[Work instructions]:
Repeat all the records exactly, omitting pictures.

[Records for this task]:

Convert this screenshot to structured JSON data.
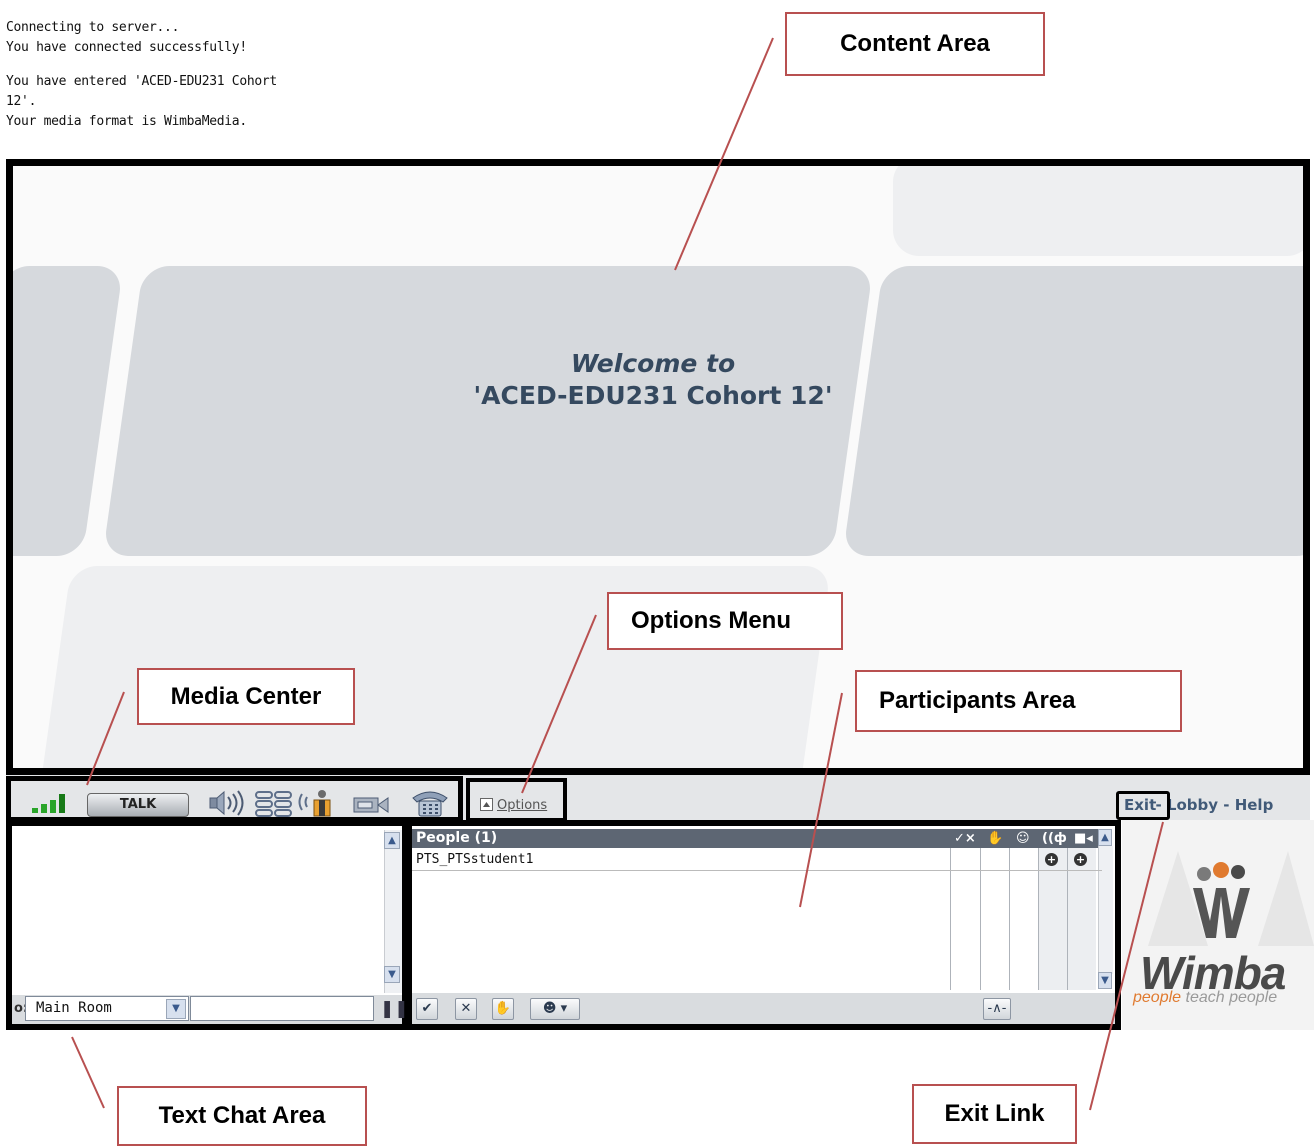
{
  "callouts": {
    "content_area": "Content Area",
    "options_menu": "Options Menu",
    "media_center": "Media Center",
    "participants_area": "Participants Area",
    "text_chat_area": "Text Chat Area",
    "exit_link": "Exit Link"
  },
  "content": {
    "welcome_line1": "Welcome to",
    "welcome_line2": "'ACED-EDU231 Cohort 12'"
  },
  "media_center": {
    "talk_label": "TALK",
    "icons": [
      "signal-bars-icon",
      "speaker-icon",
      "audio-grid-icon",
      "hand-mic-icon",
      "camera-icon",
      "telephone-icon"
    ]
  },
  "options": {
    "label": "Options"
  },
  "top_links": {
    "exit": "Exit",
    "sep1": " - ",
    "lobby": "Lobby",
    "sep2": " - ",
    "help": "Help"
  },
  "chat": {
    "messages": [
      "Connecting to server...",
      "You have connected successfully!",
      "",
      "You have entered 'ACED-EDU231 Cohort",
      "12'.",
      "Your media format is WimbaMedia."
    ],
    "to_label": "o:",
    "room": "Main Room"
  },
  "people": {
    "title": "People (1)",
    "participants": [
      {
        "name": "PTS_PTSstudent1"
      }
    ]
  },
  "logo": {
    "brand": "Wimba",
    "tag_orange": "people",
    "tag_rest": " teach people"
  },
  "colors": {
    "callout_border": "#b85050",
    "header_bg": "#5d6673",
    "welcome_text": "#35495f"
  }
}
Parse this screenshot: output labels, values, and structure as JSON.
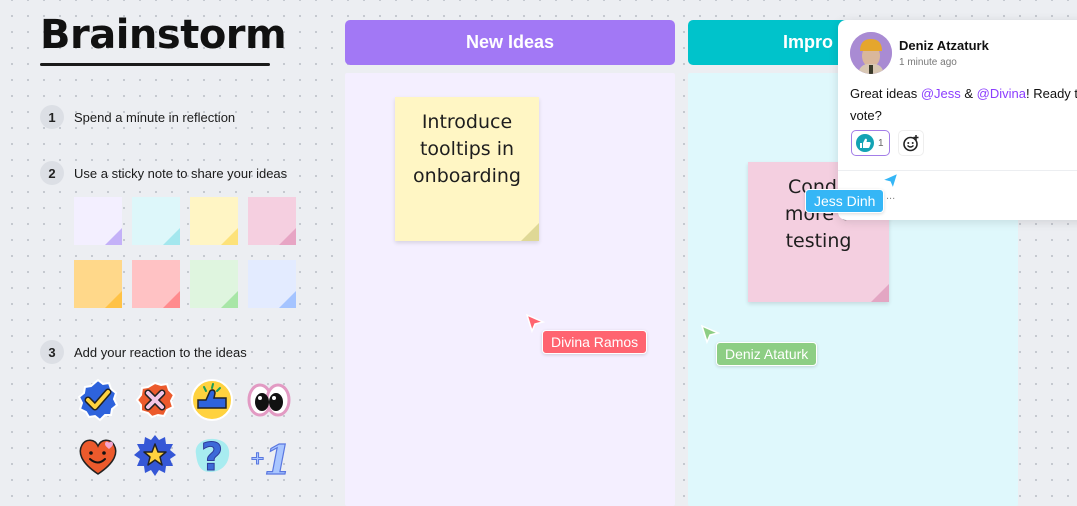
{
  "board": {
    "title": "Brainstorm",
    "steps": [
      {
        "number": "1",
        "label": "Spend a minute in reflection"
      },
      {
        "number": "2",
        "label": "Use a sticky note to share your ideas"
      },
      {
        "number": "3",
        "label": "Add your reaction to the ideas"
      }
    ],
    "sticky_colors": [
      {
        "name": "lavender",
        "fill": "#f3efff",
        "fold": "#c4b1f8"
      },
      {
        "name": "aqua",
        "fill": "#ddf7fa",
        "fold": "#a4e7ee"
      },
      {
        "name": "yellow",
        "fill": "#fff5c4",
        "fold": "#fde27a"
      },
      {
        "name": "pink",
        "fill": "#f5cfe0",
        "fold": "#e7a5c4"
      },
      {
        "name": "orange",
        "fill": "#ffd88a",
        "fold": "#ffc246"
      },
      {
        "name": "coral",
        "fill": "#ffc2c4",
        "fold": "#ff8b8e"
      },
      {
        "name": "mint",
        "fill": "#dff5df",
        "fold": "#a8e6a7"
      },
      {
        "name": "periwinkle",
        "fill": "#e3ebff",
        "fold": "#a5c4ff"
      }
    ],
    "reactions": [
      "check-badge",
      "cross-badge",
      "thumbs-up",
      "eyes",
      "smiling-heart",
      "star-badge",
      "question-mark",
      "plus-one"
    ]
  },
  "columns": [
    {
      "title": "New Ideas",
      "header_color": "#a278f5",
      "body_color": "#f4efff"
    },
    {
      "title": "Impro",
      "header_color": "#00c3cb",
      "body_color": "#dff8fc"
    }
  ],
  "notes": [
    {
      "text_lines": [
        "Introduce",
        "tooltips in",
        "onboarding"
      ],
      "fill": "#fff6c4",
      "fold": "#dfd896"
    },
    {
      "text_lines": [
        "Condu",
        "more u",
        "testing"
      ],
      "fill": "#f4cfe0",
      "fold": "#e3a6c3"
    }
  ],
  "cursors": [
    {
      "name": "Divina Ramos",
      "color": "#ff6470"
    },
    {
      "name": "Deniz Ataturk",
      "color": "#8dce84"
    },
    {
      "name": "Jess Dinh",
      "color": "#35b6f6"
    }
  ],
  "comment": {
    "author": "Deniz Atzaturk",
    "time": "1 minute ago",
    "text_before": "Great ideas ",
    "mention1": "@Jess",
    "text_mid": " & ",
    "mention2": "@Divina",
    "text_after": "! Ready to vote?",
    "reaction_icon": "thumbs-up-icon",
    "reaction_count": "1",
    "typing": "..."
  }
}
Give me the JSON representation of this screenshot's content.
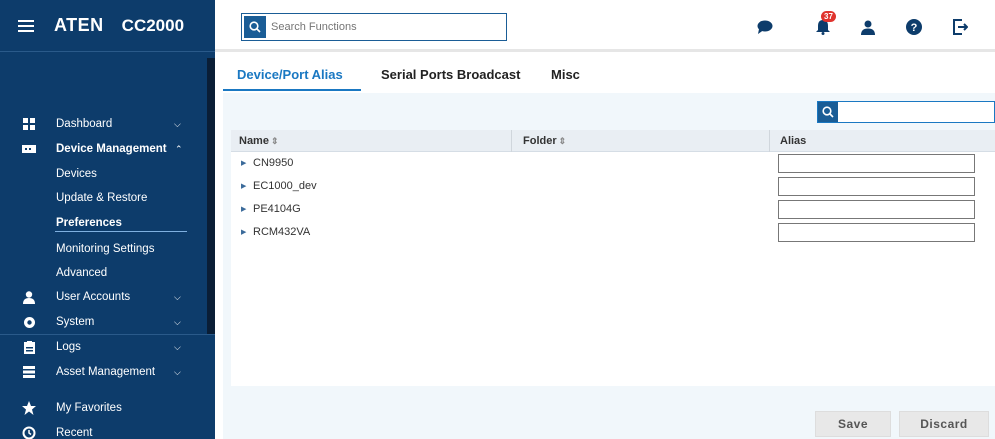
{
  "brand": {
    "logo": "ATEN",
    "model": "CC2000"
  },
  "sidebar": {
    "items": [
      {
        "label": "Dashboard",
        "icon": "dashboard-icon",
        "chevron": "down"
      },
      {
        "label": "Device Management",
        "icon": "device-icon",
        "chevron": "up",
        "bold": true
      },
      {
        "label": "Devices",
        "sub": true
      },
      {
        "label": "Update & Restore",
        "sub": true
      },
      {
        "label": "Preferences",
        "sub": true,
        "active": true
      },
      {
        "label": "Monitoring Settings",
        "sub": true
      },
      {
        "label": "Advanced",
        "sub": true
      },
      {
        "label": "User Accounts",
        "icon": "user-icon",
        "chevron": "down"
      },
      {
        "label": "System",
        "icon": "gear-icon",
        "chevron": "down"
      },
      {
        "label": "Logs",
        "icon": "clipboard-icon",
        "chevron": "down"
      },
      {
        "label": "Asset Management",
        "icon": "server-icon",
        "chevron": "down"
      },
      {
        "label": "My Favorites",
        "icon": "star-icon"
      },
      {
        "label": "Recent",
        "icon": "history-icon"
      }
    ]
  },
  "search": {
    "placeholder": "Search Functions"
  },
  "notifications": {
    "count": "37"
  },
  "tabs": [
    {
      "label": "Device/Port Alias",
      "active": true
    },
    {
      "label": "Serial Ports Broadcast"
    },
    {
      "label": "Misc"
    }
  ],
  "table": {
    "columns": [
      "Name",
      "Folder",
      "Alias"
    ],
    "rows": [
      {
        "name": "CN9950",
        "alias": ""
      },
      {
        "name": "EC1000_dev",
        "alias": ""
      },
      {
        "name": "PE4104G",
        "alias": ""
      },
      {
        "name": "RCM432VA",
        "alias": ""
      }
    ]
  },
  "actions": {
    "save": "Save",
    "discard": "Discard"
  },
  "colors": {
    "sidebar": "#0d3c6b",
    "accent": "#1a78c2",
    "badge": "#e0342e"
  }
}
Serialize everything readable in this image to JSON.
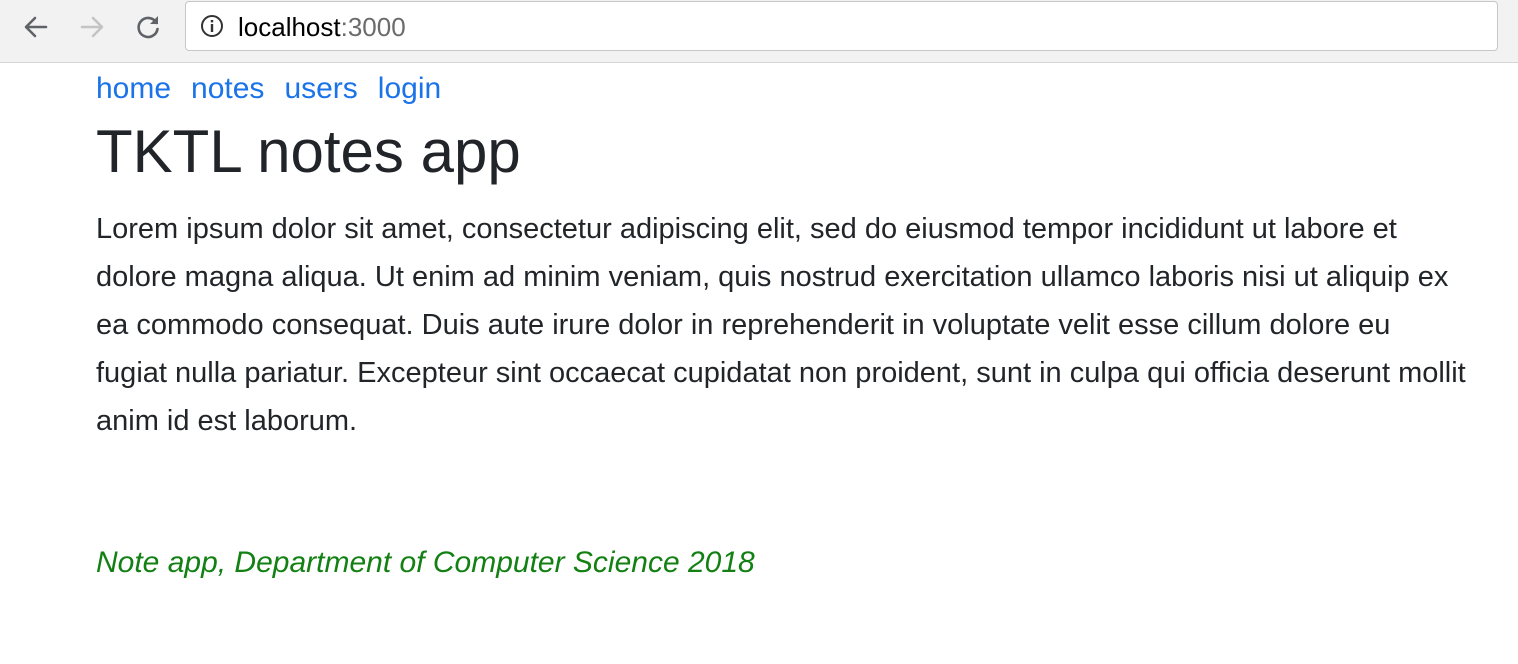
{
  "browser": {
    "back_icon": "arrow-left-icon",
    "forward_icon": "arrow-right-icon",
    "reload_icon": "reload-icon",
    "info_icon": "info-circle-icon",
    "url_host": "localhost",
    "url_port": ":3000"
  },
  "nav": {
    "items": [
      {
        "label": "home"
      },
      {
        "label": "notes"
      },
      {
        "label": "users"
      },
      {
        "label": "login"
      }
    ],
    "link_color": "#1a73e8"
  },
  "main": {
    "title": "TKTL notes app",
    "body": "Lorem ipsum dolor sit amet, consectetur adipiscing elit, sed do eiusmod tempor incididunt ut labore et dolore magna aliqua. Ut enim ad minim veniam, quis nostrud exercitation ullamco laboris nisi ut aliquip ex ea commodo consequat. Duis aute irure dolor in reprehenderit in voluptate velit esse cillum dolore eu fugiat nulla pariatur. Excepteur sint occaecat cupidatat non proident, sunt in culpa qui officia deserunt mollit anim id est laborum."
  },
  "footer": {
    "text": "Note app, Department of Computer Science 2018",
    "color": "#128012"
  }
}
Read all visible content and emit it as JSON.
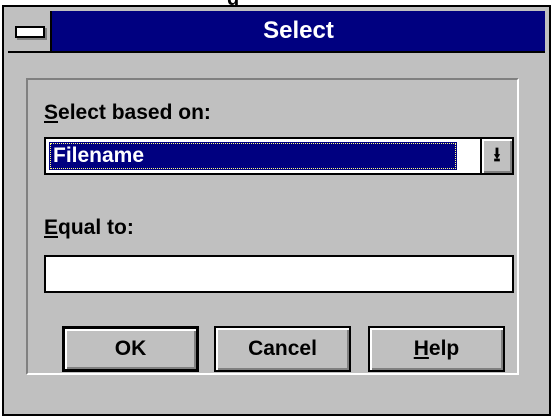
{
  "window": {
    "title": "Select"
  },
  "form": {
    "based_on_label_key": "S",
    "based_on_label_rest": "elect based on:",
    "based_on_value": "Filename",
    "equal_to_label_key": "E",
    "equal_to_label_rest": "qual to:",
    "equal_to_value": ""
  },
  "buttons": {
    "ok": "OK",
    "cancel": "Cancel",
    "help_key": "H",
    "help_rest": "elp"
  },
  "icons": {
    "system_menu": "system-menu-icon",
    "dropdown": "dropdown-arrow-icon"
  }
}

[Solution for this exercise]:
Convert this screenshot to structured JSON data.
{
  "callouts": {
    "content_area": "Content Area",
    "options_menu": "Options Menu",
    "media_center": "Media Center",
    "participants_area": "Participants Area",
    "text_chat_area": "Text Chat Area",
    "exit_link": "Exit Link"
  },
  "content": {
    "welcome_line1": "Welcome to",
    "welcome_line2": "'ACED-EDU231 Cohort 12'"
  },
  "media_center": {
    "talk_label": "TALK",
    "icons": [
      "signal-bars-icon",
      "speaker-icon",
      "audio-grid-icon",
      "hand-mic-icon",
      "camera-icon",
      "telephone-icon"
    ]
  },
  "options": {
    "label": "Options"
  },
  "top_links": {
    "exit": "Exit",
    "sep1": " - ",
    "lobby": "Lobby",
    "sep2": " - ",
    "help": "Help"
  },
  "chat": {
    "messages": [
      "Connecting to server...",
      "You have connected successfully!",
      "",
      "You have entered 'ACED-EDU231 Cohort",
      "12'.",
      "Your media format is WimbaMedia."
    ],
    "to_label": "o:",
    "room": "Main Room"
  },
  "people": {
    "title": "People (1)",
    "participants": [
      {
        "name": "PTS_PTSstudent1"
      }
    ]
  },
  "logo": {
    "brand": "Wimba",
    "tag_orange": "people",
    "tag_rest": " teach people"
  },
  "colors": {
    "callout_border": "#b85050",
    "header_bg": "#5d6673",
    "welcome_text": "#35495f"
  }
}
Parse this screenshot: output labels, values, and structure as JSON.
{
  "board": {
    "title": "Brainstorm",
    "steps": [
      {
        "number": "1",
        "label": "Spend a minute in reflection"
      },
      {
        "number": "2",
        "label": "Use a sticky note to share your ideas"
      },
      {
        "number": "3",
        "label": "Add your reaction to the ideas"
      }
    ],
    "sticky_colors": [
      {
        "name": "lavender",
        "fill": "#f3efff",
        "fold": "#c4b1f8"
      },
      {
        "name": "aqua",
        "fill": "#ddf7fa",
        "fold": "#a4e7ee"
      },
      {
        "name": "yellow",
        "fill": "#fff5c4",
        "fold": "#fde27a"
      },
      {
        "name": "pink",
        "fill": "#f5cfe0",
        "fold": "#e7a5c4"
      },
      {
        "name": "orange",
        "fill": "#ffd88a",
        "fold": "#ffc246"
      },
      {
        "name": "coral",
        "fill": "#ffc2c4",
        "fold": "#ff8b8e"
      },
      {
        "name": "mint",
        "fill": "#dff5df",
        "fold": "#a8e6a7"
      },
      {
        "name": "periwinkle",
        "fill": "#e3ebff",
        "fold": "#a5c4ff"
      }
    ],
    "reactions": [
      "check-badge",
      "cross-badge",
      "thumbs-up",
      "eyes",
      "smiling-heart",
      "star-badge",
      "question-mark",
      "plus-one"
    ]
  },
  "columns": [
    {
      "title": "New Ideas",
      "header_color": "#a278f5",
      "body_color": "#f4efff"
    },
    {
      "title": "Impro",
      "header_color": "#00c3cb",
      "body_color": "#dff8fc"
    }
  ],
  "notes": [
    {
      "text_lines": [
        "Introduce",
        "tooltips in",
        "onboarding"
      ],
      "fill": "#fff6c4",
      "fold": "#dfd896"
    },
    {
      "text_lines": [
        "Condu",
        "more u",
        "testing"
      ],
      "fill": "#f4cfe0",
      "fold": "#e3a6c3"
    }
  ],
  "cursors": [
    {
      "name": "Divina Ramos",
      "color": "#ff6470"
    },
    {
      "name": "Deniz Ataturk",
      "color": "#8dce84"
    },
    {
      "name": "Jess Dinh",
      "color": "#35b6f6"
    }
  ],
  "comment": {
    "author": "Deniz Atzaturk",
    "time": "1 minute ago",
    "text_before": "Great ideas ",
    "mention1": "@Jess",
    "text_mid": " & ",
    "mention2": "@Divina",
    "text_after": "! Ready to vote?",
    "reaction_icon": "thumbs-up-icon",
    "reaction_count": "1",
    "typing": "..."
  }
}
Give me the JSON representation of this screenshot's content.
{
  "brand": {
    "logo": "ATEN",
    "model": "CC2000"
  },
  "sidebar": {
    "items": [
      {
        "label": "Dashboard",
        "icon": "dashboard-icon",
        "chevron": "down"
      },
      {
        "label": "Device Management",
        "icon": "device-icon",
        "chevron": "up",
        "bold": true
      },
      {
        "label": "Devices",
        "sub": true
      },
      {
        "label": "Update & Restore",
        "sub": true
      },
      {
        "label": "Preferences",
        "sub": true,
        "active": true
      },
      {
        "label": "Monitoring Settings",
        "sub": true
      },
      {
        "label": "Advanced",
        "sub": true
      },
      {
        "label": "User Accounts",
        "icon": "user-icon",
        "chevron": "down"
      },
      {
        "label": "System",
        "icon": "gear-icon",
        "chevron": "down"
      },
      {
        "label": "Logs",
        "icon": "clipboard-icon",
        "chevron": "down"
      },
      {
        "label": "Asset Management",
        "icon": "server-icon",
        "chevron": "down"
      },
      {
        "label": "My Favorites",
        "icon": "star-icon"
      },
      {
        "label": "Recent",
        "icon": "history-icon"
      }
    ]
  },
  "search": {
    "placeholder": "Search Functions"
  },
  "notifications": {
    "count": "37"
  },
  "tabs": [
    {
      "label": "Device/Port Alias",
      "active": true
    },
    {
      "label": "Serial Ports Broadcast"
    },
    {
      "label": "Misc"
    }
  ],
  "table": {
    "columns": [
      "Name",
      "Folder",
      "Alias"
    ],
    "rows": [
      {
        "name": "CN9950",
        "alias": ""
      },
      {
        "name": "EC1000_dev",
        "alias": ""
      },
      {
        "name": "PE4104G",
        "alias": ""
      },
      {
        "name": "RCM432VA",
        "alias": ""
      }
    ]
  },
  "actions": {
    "save": "Save",
    "discard": "Discard"
  },
  "colors": {
    "sidebar": "#0d3c6b",
    "accent": "#1a78c2",
    "badge": "#e0342e"
  }
}
Serialize everything readable in this image to JSON.
{
  "browser": {
    "back_icon": "arrow-left-icon",
    "forward_icon": "arrow-right-icon",
    "reload_icon": "reload-icon",
    "info_icon": "info-circle-icon",
    "url_host": "localhost",
    "url_port": ":3000"
  },
  "nav": {
    "items": [
      {
        "label": "home"
      },
      {
        "label": "notes"
      },
      {
        "label": "users"
      },
      {
        "label": "login"
      }
    ],
    "link_color": "#1a73e8"
  },
  "main": {
    "title": "TKTL notes app",
    "body": "Lorem ipsum dolor sit amet, consectetur adipiscing elit, sed do eiusmod tempor incididunt ut labore et dolore magna aliqua. Ut enim ad minim veniam, quis nostrud exercitation ullamco laboris nisi ut aliquip ex ea commodo consequat. Duis aute irure dolor in reprehenderit in voluptate velit esse cillum dolore eu fugiat nulla pariatur. Excepteur sint occaecat cupidatat non proident, sunt in culpa qui officia deserunt mollit anim id est laborum."
  },
  "footer": {
    "text": "Note app, Department of Computer Science 2018",
    "color": "#128012"
  }
}
Read all visible content and emit it as JSON.
{
  "window": {
    "title": "Select"
  },
  "form": {
    "based_on_label_key": "S",
    "based_on_label_rest": "elect based on:",
    "based_on_value": "Filename",
    "equal_to_label_key": "E",
    "equal_to_label_rest": "qual to:",
    "equal_to_value": ""
  },
  "buttons": {
    "ok": "OK",
    "cancel": "Cancel",
    "help_key": "H",
    "help_rest": "elp"
  },
  "icons": {
    "system_menu": "system-menu-icon",
    "dropdown": "dropdown-arrow-icon"
  }
}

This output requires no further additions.